Supplied material
★ ★ ★ ★

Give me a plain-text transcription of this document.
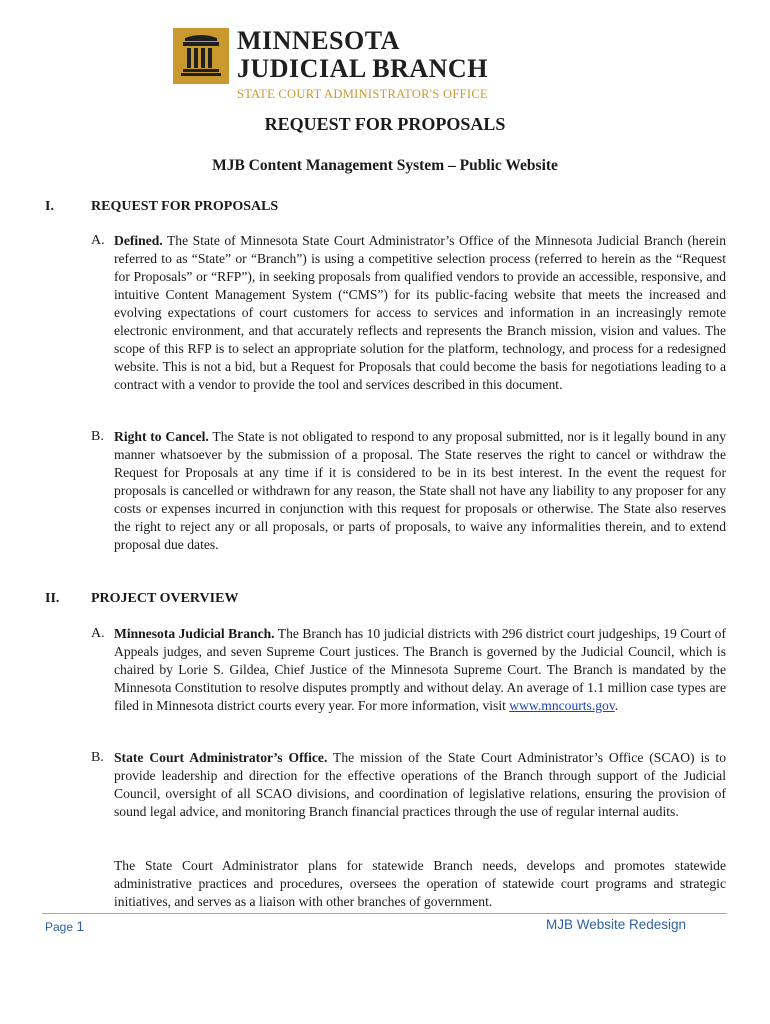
MINNESOTA
JUDICIAL BRANCH
STATE COURT ADMINISTRATOR'S OFFICE
REQUEST FOR PROPOSALS
MJB Content Management System – Public Website
I.	REQUEST FOR PROPOSALS
A. Defined. The State of Minnesota State Court Administrator’s Office of the Minnesota Judicial Branch (herein referred to as “State” or “Branch”) is using a competitive selection process (referred to herein as the “Request for Proposals” or “RFP”), in seeking proposals from qualified vendors to provide an accessible, responsive, and intuitive Content Management System (“CMS”) for its public-facing website that meets the increased and evolving expectations of court customers for access to services and information in an increasingly remote electronic environment, and that accurately reflects and represents the Branch mission, vision and values. The scope of this RFP is to select an appropriate solution for the platform, technology, and process for a redesigned website. This is not a bid, but a Request for Proposals that could become the basis for negotiations leading to a contract with a vendor to provide the tool and services described in this document.
B. Right to Cancel. The State is not obligated to respond to any proposal submitted, nor is it legally bound in any manner whatsoever by the submission of a proposal. The State reserves the right to cancel or withdraw the Request for Proposals at any time if it is considered to be in its best interest. In the event the request for proposals is cancelled or withdrawn for any reason, the State shall not have any liability to any proposer for any costs or expenses incurred in conjunction with this request for proposals or otherwise. The State also reserves the right to reject any or all proposals, or parts of proposals, to waive any informalities therein, and to extend proposal due dates.
II. PROJECT OVERVIEW
A. Minnesota Judicial Branch. The Branch has 10 judicial districts with 296 district court judgeships, 19 Court of Appeals judges, and seven Supreme Court justices. The Branch is governed by the Judicial Council, which is chaired by Lorie S. Gildea, Chief Justice of the Minnesota Supreme Court. The Branch is mandated by the Minnesota Constitution to resolve disputes promptly and without delay. An average of 1.1 million case types are filed in Minnesota district courts every year. For more information, visit www.mncourts.gov.
B. State Court Administrator’s Office. The mission of the State Court Administrator’s Office (SCAO) is to provide leadership and direction for the effective operations of the Branch through support of the Judicial Council, oversight of all SCAO divisions, and coordination of legislative relations, ensuring the provision of sound legal advice, and monitoring Branch financial practices through the use of regular internal audits.
The State Court Administrator plans for statewide Branch needs, develops and promotes statewide administrative practices and procedures, oversees the operation of statewide court programs and strategic initiatives, and serves as a liaison with other branches of government.
Page 1	MJB Website Redesign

★ ★ ★ ★

Goal
From the listing above, print every entry precisely and drop the pictures.

Response
Give me a plain-text transcription of this document.
MINNESOTA
JUDICIAL BRANCH
STATE COURT ADMINISTRATOR'S OFFICE
REQUEST FOR PROPOSALS
MJB Content Management System – Public Website
I.	REQUEST FOR PROPOSALS
A. Defined. The State of Minnesota State Court Administrator’s Office of the Minnesota Judicial Branch (herein referred to as “State” or “Branch”) is using a competitive selection process (referred to herein as the “Request for Proposals” or “RFP”), in seeking proposals from qualified vendors to provide an accessible, responsive, and intuitive Content Management System (“CMS”) for its public-facing website that meets the increased and evolving expectations of court customers for access to services and information in an increasingly remote electronic environment, and that accurately reflects and represents the Branch mission, vision and values. The scope of this RFP is to select an appropriate solution for the platform, technology, and process for a redesigned website. This is not a bid, but a Request for Proposals that could become the basis for negotiations leading to a contract with a vendor to provide the tool and services described in this document.
B. Right to Cancel. The State is not obligated to respond to any proposal submitted, nor is it legally bound in any manner whatsoever by the submission of a proposal. The State reserves the right to cancel or withdraw the Request for Proposals at any time if it is considered to be in its best interest. In the event the request for proposals is cancelled or withdrawn for any reason, the State shall not have any liability to any proposer for any costs or expenses incurred in conjunction with this request for proposals or otherwise. The State also reserves the right to reject any or all proposals, or parts of proposals, to waive any informalities therein, and to extend proposal due dates.
II. PROJECT OVERVIEW
A. Minnesota Judicial Branch. The Branch has 10 judicial districts with 296 district court judgeships, 19 Court of Appeals judges, and seven Supreme Court justices. The Branch is governed by the Judicial Council, which is chaired by Lorie S. Gildea, Chief Justice of the Minnesota Supreme Court. The Branch is mandated by the Minnesota Constitution to resolve disputes promptly and without delay. An average of 1.1 million case types are filed in Minnesota district courts every year. For more information, visit www.mncourts.gov.
B. State Court Administrator’s Office. The mission of the State Court Administrator’s Office (SCAO) is to provide leadership and direction for the effective operations of the Branch through support of the Judicial Council, oversight of all SCAO divisions, and coordination of legislative relations, ensuring the provision of sound legal advice, and monitoring Branch financial practices through the use of regular internal audits.
The State Court Administrator plans for statewide Branch needs, develops and promotes statewide administrative practices and procedures, oversees the operation of statewide court programs and strategic initiatives, and serves as a liaison with other branches of government.
Page 1	MJB Website Redesign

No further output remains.